## Data entries:

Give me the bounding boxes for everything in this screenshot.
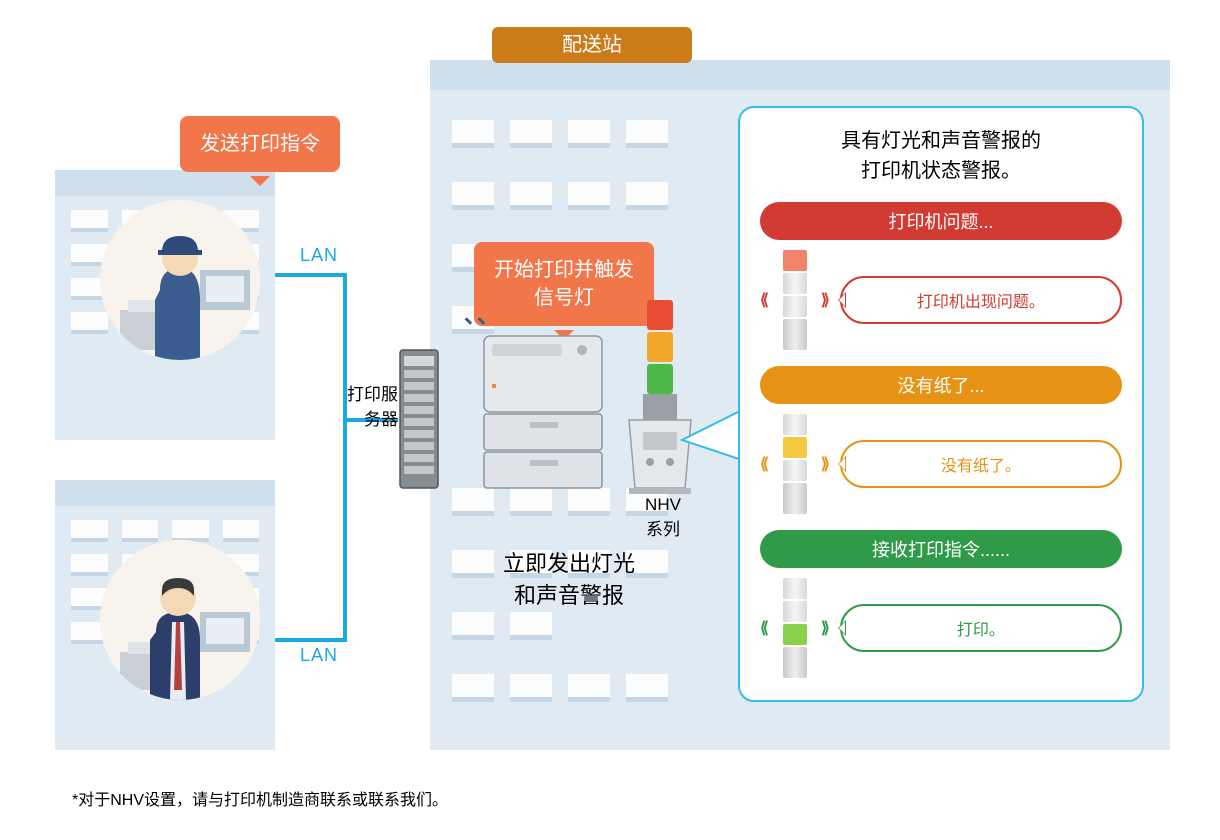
signal-tower-mini-1 <box>779 414 811 514</box>
spark-left-icon: ⟫ <box>760 290 769 310</box>
print-server-label: 打印服 务器 <box>338 380 398 430</box>
spark-left-icon: ⟫ <box>760 454 769 474</box>
callout-send-command: 发送打印指令 <box>180 116 340 172</box>
avatar-worker <box>100 200 260 360</box>
spark-right-icon: ⟫ <box>821 290 830 310</box>
trigger-label-text: 开始打印并触发 信号灯 <box>494 259 634 309</box>
alarm-bubble-2: 打印。 <box>840 604 1122 652</box>
alarm-panel-title: 具有灯光和声音警报的 打印机状态警报。 <box>760 126 1122 186</box>
alarm-row-2: ⟫ ⟫ 打印。 <box>760 578 1122 678</box>
title-badge: 配送站 <box>492 27 692 63</box>
alarm-pill-0: 打印机问题... <box>760 202 1122 240</box>
lan-label-1: LAN <box>300 245 338 266</box>
print-server-icon <box>398 348 440 490</box>
footnote: *对于NHV设置，请与打印机制造商联系或联系我们。 <box>72 786 448 810</box>
alarm-pill-2: 接收打印指令...... <box>760 530 1122 568</box>
alarm-bubble-1: 没有纸了。 <box>840 440 1122 488</box>
spark-right-icon: ⟫ <box>821 454 830 474</box>
avatar-office <box>100 540 260 700</box>
signal-tower-mini-2 <box>779 578 811 678</box>
signal-tower-mini-0 <box>779 250 811 350</box>
alarm-row-1: ⟫ ⟫ 没有纸了。 <box>760 414 1122 514</box>
alarm-pill-1: 没有纸了... <box>760 366 1122 404</box>
diagram-canvas: 配送站 发送打印指令 开始打印并触发 信号灯 LAN LAN <box>0 0 1220 840</box>
spark-right-icon: ⟫ <box>821 618 830 638</box>
spark-left-icon: ⟫ <box>760 618 769 638</box>
lan-label-2: LAN <box>300 645 338 666</box>
alarm-bubble-0: 打印机出现问题。 <box>840 276 1122 324</box>
immediate-alarm-text: 立即发出灯光 和声音警报 <box>454 548 684 612</box>
alarm-panel: 具有灯光和声音警报的 打印机状态警报。 打印机问题...⟫⟫打印机出现问题。没有… <box>738 106 1144 702</box>
nhv-label: NHV 系列 <box>608 495 718 540</box>
alarm-row-0: ⟫ ⟫ 打印机出现问题。 <box>760 250 1122 350</box>
printer-icon <box>478 320 608 492</box>
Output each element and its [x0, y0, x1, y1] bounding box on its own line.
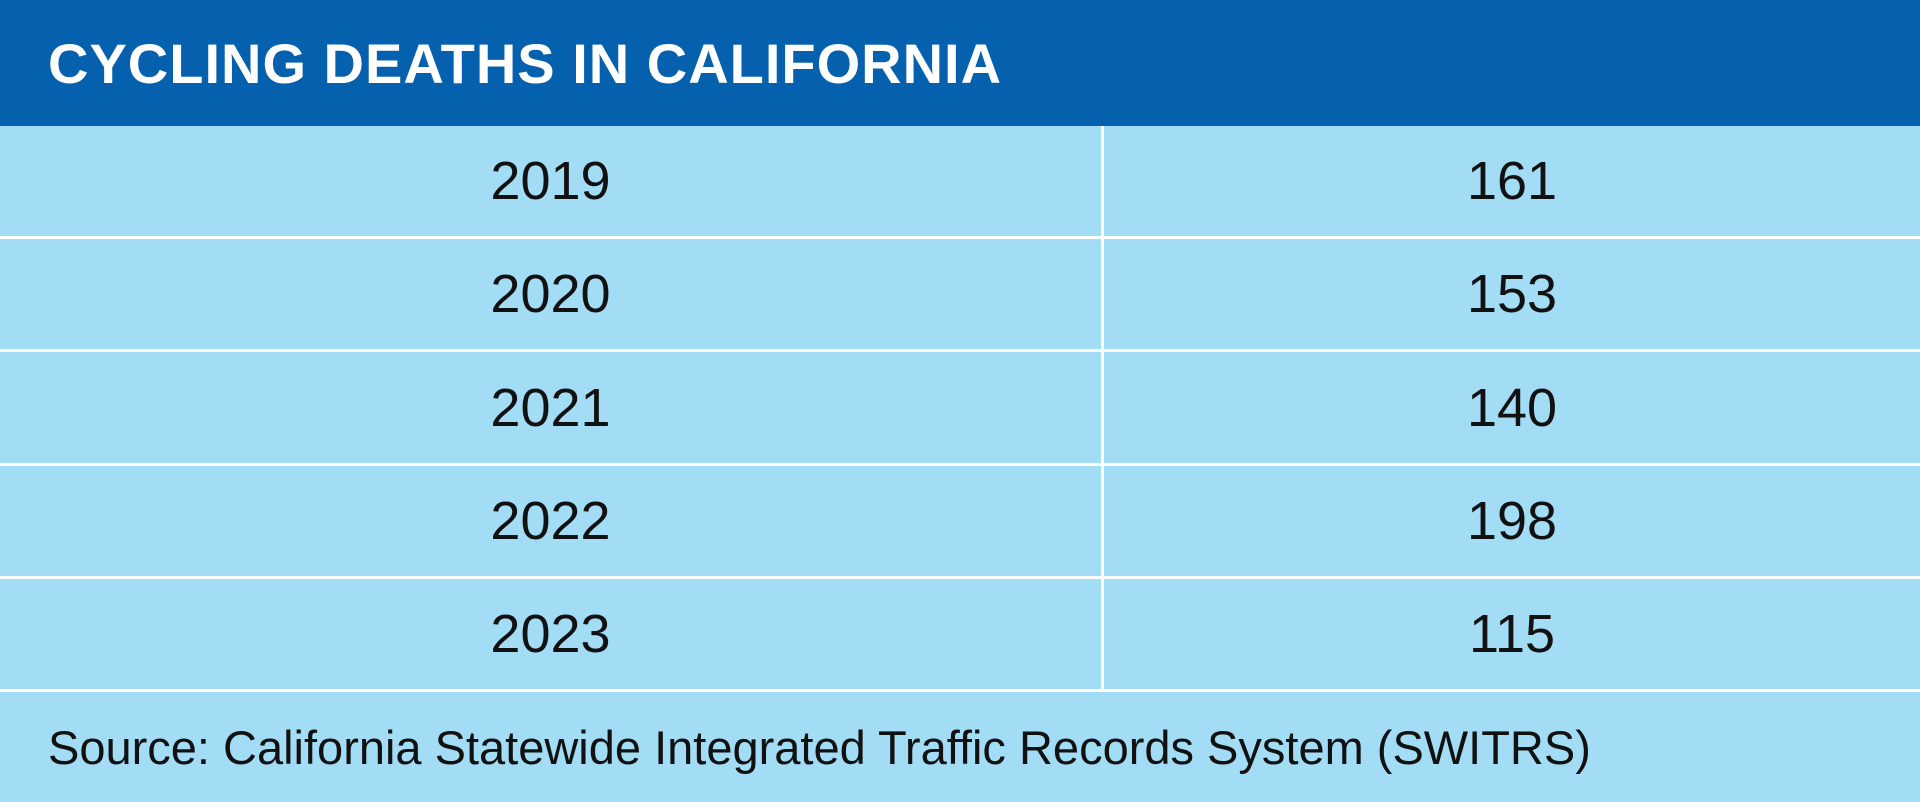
deaths-cell: 140: [1466, 377, 1558, 438]
table-row: 2019 161: [0, 126, 1920, 240]
table-row: 2023 115: [0, 578, 1920, 693]
year-cell: 2019: [0, 126, 1104, 237]
table: 2019 161 2020 153 2021 140 2022 198 2023 115: [0, 126, 1920, 693]
footer: Source: California Statewide Integrated …: [0, 692, 1920, 802]
deaths-cell: 115: [1468, 603, 1556, 664]
deaths-cell: 161: [1466, 151, 1558, 212]
year-cell: 2023: [0, 578, 1104, 690]
table-row: 2021 140: [0, 352, 1920, 466]
deaths-cell: 153: [1466, 264, 1558, 325]
source-note: Source: California Statewide Integrated …: [48, 720, 1591, 774]
table-row: 2022 198: [0, 465, 1920, 579]
deaths-cell: 198: [1466, 490, 1558, 551]
year-cell: 2022: [0, 465, 1104, 576]
table-row: 2020 153: [0, 239, 1920, 353]
title: CYCLING DEATHS IN CALIFORNIA: [48, 31, 1003, 95]
header-band: CYCLING DEATHS IN CALIFORNIA: [0, 0, 1920, 126]
year-cell: 2020: [0, 239, 1104, 350]
year-cell: 2021: [0, 352, 1104, 463]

## What the task requires:
Rewrite the lines starting with the line containing "deaths-cell: 140: [1466, 377, 1558, 438]" and going on through the line containing "table-row: 2022 198: [0, 465, 1920, 579]" as a numbered list, leaving out blank lines.

## Result of the exercise:
1. deaths-cell: 140: [1466, 377, 1558, 438]
2. table-row: 2019 161: [0, 126, 1920, 240]
3. table-row: 2023 115: [0, 578, 1920, 693]
4. year-cell: 2019: [0, 126, 1104, 237]
5. table: 2019 161 2020 153 2021 140 2022 198 2023 115: [0, 126, 1920, 693]
6. footer: Source: California Statewide Integrated …: [0, 692, 1920, 802]
7. deaths-cell: 115: [1468, 603, 1556, 664]
8. deaths-cell: 161: [1466, 151, 1558, 212]
9. year-cell: 2023: [0, 578, 1104, 690]
10. table-row: 2021 140: [0, 352, 1920, 466]
11. deaths-cell: 153: [1466, 264, 1558, 325]
12. source-note: Source: California Statewide Integrated …: [48, 720, 1591, 774]
13. table-row: 2022 198: [0, 465, 1920, 579]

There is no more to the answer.